> _TASK BRIEF_
Every line that holds "name" should be shown.
— start SUPPLIED DATA —
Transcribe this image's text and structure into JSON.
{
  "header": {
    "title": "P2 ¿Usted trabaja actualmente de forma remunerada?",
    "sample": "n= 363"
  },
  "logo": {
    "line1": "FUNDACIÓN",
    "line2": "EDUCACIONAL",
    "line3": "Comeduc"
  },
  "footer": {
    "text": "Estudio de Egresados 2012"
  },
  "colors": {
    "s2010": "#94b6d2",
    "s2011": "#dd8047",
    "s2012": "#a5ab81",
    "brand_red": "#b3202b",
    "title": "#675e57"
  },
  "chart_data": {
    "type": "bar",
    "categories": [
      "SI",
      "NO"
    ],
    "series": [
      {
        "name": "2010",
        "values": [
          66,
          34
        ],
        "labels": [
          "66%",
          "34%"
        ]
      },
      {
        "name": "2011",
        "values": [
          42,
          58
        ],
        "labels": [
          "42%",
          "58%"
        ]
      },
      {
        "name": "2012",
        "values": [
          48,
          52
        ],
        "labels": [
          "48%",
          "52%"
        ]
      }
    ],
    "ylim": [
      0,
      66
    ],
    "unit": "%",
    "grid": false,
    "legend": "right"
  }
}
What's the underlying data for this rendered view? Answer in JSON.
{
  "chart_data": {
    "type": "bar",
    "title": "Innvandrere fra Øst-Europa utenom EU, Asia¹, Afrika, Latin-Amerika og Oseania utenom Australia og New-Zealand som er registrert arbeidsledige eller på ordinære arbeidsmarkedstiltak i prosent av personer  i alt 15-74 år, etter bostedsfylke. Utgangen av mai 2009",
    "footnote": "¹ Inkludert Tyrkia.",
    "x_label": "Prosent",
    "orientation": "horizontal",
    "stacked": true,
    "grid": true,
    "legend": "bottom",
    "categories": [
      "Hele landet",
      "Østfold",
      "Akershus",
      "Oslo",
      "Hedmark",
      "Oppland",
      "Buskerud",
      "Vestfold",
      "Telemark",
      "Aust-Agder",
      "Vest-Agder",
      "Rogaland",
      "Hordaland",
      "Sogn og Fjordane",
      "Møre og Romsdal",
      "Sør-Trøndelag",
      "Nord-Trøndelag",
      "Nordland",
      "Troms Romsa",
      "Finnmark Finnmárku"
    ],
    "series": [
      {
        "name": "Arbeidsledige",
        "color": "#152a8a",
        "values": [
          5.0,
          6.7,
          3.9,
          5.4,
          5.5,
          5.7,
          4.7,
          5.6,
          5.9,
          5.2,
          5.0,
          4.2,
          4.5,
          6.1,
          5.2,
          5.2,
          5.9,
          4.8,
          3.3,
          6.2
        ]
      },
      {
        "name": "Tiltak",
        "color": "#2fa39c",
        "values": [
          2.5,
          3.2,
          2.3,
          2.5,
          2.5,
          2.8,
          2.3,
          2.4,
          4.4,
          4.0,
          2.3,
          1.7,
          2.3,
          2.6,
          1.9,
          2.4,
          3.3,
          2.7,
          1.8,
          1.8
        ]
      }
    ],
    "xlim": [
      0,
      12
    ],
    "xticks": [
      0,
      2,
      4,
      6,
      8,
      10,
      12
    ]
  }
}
— end SUPPLIED DATA —
> _PROBLEM SOLUTION_
        "name": "2010",
        "name": "2011",
        "name": "2012",
        "name": "Arbeidsledige",
        "name": "Tiltak",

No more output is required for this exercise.